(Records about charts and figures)

● ● ● ●

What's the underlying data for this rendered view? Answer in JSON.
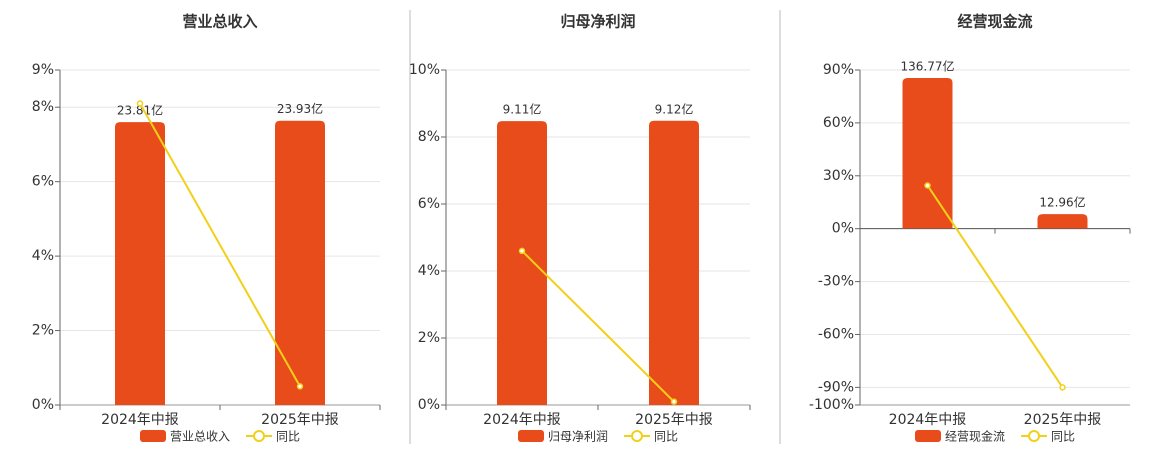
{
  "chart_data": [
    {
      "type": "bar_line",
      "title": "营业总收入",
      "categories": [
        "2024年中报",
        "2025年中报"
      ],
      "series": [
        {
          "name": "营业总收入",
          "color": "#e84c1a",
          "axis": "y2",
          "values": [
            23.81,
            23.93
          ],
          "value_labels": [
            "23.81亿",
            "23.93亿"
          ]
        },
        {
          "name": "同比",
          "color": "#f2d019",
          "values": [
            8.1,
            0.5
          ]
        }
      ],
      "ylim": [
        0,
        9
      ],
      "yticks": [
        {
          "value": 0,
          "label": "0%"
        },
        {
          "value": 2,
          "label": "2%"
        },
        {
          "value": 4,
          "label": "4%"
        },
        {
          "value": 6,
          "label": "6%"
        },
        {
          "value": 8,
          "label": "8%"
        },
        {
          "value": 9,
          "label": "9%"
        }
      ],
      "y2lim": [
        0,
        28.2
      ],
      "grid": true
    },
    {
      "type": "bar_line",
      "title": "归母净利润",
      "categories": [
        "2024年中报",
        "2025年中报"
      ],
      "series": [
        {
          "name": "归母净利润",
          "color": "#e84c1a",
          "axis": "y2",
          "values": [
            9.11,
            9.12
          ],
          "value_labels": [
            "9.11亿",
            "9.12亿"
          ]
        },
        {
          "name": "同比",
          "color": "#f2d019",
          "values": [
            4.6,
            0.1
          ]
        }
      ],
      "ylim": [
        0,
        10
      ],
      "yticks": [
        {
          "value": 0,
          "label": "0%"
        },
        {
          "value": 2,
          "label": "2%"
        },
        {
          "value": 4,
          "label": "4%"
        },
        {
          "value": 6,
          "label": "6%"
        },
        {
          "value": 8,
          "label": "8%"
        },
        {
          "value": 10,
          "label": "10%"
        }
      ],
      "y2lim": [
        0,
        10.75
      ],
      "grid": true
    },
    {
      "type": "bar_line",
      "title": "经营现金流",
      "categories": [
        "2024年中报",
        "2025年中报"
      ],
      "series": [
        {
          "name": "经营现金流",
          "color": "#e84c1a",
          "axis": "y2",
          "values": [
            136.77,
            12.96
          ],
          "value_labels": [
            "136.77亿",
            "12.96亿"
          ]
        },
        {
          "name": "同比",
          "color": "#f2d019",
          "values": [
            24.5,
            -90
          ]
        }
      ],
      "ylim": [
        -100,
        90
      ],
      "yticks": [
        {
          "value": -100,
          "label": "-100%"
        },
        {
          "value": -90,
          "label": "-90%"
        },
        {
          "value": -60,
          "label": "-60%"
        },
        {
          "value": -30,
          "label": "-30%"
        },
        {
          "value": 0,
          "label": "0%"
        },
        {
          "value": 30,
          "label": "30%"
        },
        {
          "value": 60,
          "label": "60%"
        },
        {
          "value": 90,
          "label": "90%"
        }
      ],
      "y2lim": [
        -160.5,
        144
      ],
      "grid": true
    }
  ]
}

● ● ● ●

▶ **Given problem**:
Quote every line of the records above exactly; no picture is to be copied.

▶ **Worked answer**:
What's the underlying data for this rendered view? Answer in JSON.
{
  "chart_data": [
    {
      "type": "bar_line",
      "title": "营业总收入",
      "categories": [
        "2024年中报",
        "2025年中报"
      ],
      "series": [
        {
          "name": "营业总收入",
          "color": "#e84c1a",
          "axis": "y2",
          "values": [
            23.81,
            23.93
          ],
          "value_labels": [
            "23.81亿",
            "23.93亿"
          ]
        },
        {
          "name": "同比",
          "color": "#f2d019",
          "values": [
            8.1,
            0.5
          ]
        }
      ],
      "ylim": [
        0,
        9
      ],
      "yticks": [
        {
          "value": 0,
          "label": "0%"
        },
        {
          "value": 2,
          "label": "2%"
        },
        {
          "value": 4,
          "label": "4%"
        },
        {
          "value": 6,
          "label": "6%"
        },
        {
          "value": 8,
          "label": "8%"
        },
        {
          "value": 9,
          "label": "9%"
        }
      ],
      "y2lim": [
        0,
        28.2
      ],
      "grid": true
    },
    {
      "type": "bar_line",
      "title": "归母净利润",
      "categories": [
        "2024年中报",
        "2025年中报"
      ],
      "series": [
        {
          "name": "归母净利润",
          "color": "#e84c1a",
          "axis": "y2",
          "values": [
            9.11,
            9.12
          ],
          "value_labels": [
            "9.11亿",
            "9.12亿"
          ]
        },
        {
          "name": "同比",
          "color": "#f2d019",
          "values": [
            4.6,
            0.1
          ]
        }
      ],
      "ylim": [
        0,
        10
      ],
      "yticks": [
        {
          "value": 0,
          "label": "0%"
        },
        {
          "value": 2,
          "label": "2%"
        },
        {
          "value": 4,
          "label": "4%"
        },
        {
          "value": 6,
          "label": "6%"
        },
        {
          "value": 8,
          "label": "8%"
        },
        {
          "value": 10,
          "label": "10%"
        }
      ],
      "y2lim": [
        0,
        10.75
      ],
      "grid": true
    },
    {
      "type": "bar_line",
      "title": "经营现金流",
      "categories": [
        "2024年中报",
        "2025年中报"
      ],
      "series": [
        {
          "name": "经营现金流",
          "color": "#e84c1a",
          "axis": "y2",
          "values": [
            136.77,
            12.96
          ],
          "value_labels": [
            "136.77亿",
            "12.96亿"
          ]
        },
        {
          "name": "同比",
          "color": "#f2d019",
          "values": [
            24.5,
            -90
          ]
        }
      ],
      "ylim": [
        -100,
        90
      ],
      "yticks": [
        {
          "value": -100,
          "label": "-100%"
        },
        {
          "value": -90,
          "label": "-90%"
        },
        {
          "value": -60,
          "label": "-60%"
        },
        {
          "value": -30,
          "label": "-30%"
        },
        {
          "value": 0,
          "label": "0%"
        },
        {
          "value": 30,
          "label": "30%"
        },
        {
          "value": 60,
          "label": "60%"
        },
        {
          "value": 90,
          "label": "90%"
        }
      ],
      "y2lim": [
        -160.5,
        144
      ],
      "grid": true
    }
  ]
}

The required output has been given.